Text excerpt -
○ ○ ○ ○ ○
After crash, it leaves lock files. Must reboot to run again.

Sebastian Spaeth Sebastian at SSpaeth.de
Wed Sep 7 14:47:31 BST 2011


On Tue, 6 Sep 2011 11:29:10 -0700 (PDT), chris coleman <christocoleman at yahoo.com> wrote:
> After the crash: offlineimap failed to start again. It gave an error like "Another offlineimap is currently running, so this one will exit now, so as to avoid corrupting any data..."  

AFAIK the fcntl lock goes away when the process goes away that kept the
file open (even if the file still exists). So if it claims that it could
not take a lock that sounds more like a kernel bug (or another
offlineimap that was still running somewhere?) than anything else. Locks
are certainly gone after I -SIGKILL an OfflineImap process here.
○ ○ ○ ○ ○
Data segment -
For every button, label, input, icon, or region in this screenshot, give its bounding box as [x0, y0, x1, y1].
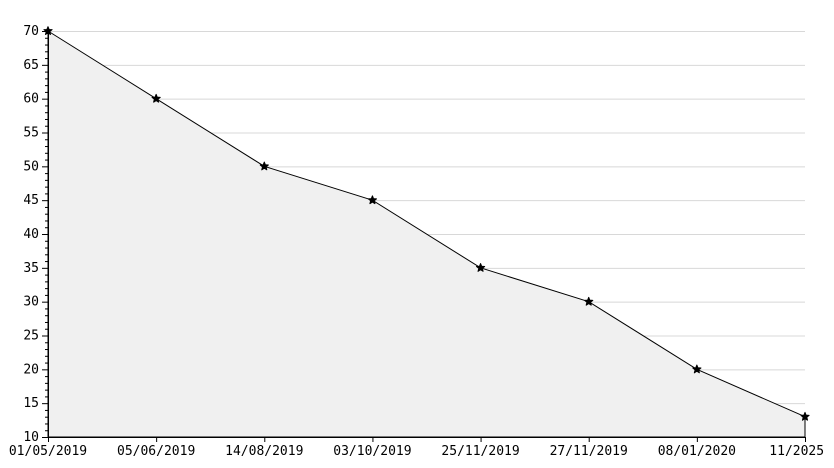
○ ○ ○ ○ ○
Given problem - In the mailing-list post about offlineimap lock files, what happens to the fcntl lock when the process that kept the file open goes away?

Task solution - The lock goes away, even if the file still exists.